## Given exercise
How many lines of these entries hold the string "Select"? Answer with the number alone.

-- Given records start --

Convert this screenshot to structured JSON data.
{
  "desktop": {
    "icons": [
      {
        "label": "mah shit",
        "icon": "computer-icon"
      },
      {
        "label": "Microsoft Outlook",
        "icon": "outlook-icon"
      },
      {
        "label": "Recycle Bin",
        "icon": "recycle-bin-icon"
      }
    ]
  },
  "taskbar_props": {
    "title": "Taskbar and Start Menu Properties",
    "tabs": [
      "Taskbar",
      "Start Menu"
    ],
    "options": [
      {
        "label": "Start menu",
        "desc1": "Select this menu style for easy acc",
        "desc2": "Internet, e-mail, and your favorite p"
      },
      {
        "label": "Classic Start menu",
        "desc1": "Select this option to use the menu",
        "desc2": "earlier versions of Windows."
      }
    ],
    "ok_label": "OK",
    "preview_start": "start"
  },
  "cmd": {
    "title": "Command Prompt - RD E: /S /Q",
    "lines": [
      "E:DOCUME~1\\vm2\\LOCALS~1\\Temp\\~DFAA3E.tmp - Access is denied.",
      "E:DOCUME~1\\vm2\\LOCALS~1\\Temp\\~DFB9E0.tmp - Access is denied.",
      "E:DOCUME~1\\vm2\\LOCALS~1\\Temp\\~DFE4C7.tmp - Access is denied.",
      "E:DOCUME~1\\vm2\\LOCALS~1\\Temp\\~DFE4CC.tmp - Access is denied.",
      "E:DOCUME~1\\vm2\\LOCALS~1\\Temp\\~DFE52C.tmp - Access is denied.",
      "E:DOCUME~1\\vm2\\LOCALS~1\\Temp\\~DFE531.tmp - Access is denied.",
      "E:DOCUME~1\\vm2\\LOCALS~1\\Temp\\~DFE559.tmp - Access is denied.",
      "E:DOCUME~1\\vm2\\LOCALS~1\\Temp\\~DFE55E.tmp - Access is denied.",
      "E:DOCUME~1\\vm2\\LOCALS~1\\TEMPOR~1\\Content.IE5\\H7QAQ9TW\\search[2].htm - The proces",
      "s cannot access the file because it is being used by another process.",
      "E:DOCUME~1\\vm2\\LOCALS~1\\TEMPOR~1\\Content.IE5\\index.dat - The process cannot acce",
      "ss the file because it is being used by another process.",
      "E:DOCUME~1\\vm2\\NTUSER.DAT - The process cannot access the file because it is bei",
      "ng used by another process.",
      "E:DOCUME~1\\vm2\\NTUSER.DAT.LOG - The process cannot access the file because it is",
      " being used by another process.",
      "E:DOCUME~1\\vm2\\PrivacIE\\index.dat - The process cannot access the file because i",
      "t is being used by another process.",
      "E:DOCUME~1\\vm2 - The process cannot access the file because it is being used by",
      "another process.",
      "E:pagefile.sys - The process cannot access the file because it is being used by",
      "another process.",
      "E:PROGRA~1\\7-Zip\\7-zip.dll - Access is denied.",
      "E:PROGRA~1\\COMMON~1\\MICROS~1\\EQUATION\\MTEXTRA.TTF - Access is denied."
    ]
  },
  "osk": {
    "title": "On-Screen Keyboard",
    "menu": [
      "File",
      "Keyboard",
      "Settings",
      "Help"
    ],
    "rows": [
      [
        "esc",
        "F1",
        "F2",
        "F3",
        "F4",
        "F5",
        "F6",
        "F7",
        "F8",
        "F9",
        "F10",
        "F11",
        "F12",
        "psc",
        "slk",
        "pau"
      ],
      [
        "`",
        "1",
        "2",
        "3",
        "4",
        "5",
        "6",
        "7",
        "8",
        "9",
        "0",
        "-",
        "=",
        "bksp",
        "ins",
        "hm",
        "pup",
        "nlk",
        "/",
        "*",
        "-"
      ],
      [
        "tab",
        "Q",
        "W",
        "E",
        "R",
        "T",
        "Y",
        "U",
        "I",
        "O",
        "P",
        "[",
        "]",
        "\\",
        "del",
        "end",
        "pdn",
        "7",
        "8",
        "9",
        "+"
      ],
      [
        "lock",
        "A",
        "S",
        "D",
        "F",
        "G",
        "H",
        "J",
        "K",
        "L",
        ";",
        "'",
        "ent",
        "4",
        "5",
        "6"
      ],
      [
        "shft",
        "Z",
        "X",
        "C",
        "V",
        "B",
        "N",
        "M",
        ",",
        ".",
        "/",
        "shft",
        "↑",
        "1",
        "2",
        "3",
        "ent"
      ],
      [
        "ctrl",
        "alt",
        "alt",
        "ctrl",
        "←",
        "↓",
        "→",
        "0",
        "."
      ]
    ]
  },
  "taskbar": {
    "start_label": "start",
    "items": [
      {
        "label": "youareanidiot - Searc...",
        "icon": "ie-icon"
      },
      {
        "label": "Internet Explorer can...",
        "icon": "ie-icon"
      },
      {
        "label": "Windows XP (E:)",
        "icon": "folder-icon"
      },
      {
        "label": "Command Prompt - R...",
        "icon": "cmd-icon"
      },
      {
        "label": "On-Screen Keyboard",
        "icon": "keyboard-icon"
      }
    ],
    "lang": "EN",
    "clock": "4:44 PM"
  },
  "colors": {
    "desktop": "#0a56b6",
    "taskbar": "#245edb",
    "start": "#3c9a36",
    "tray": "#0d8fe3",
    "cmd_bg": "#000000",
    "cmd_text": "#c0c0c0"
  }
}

-- Given records end --

## Complete output
2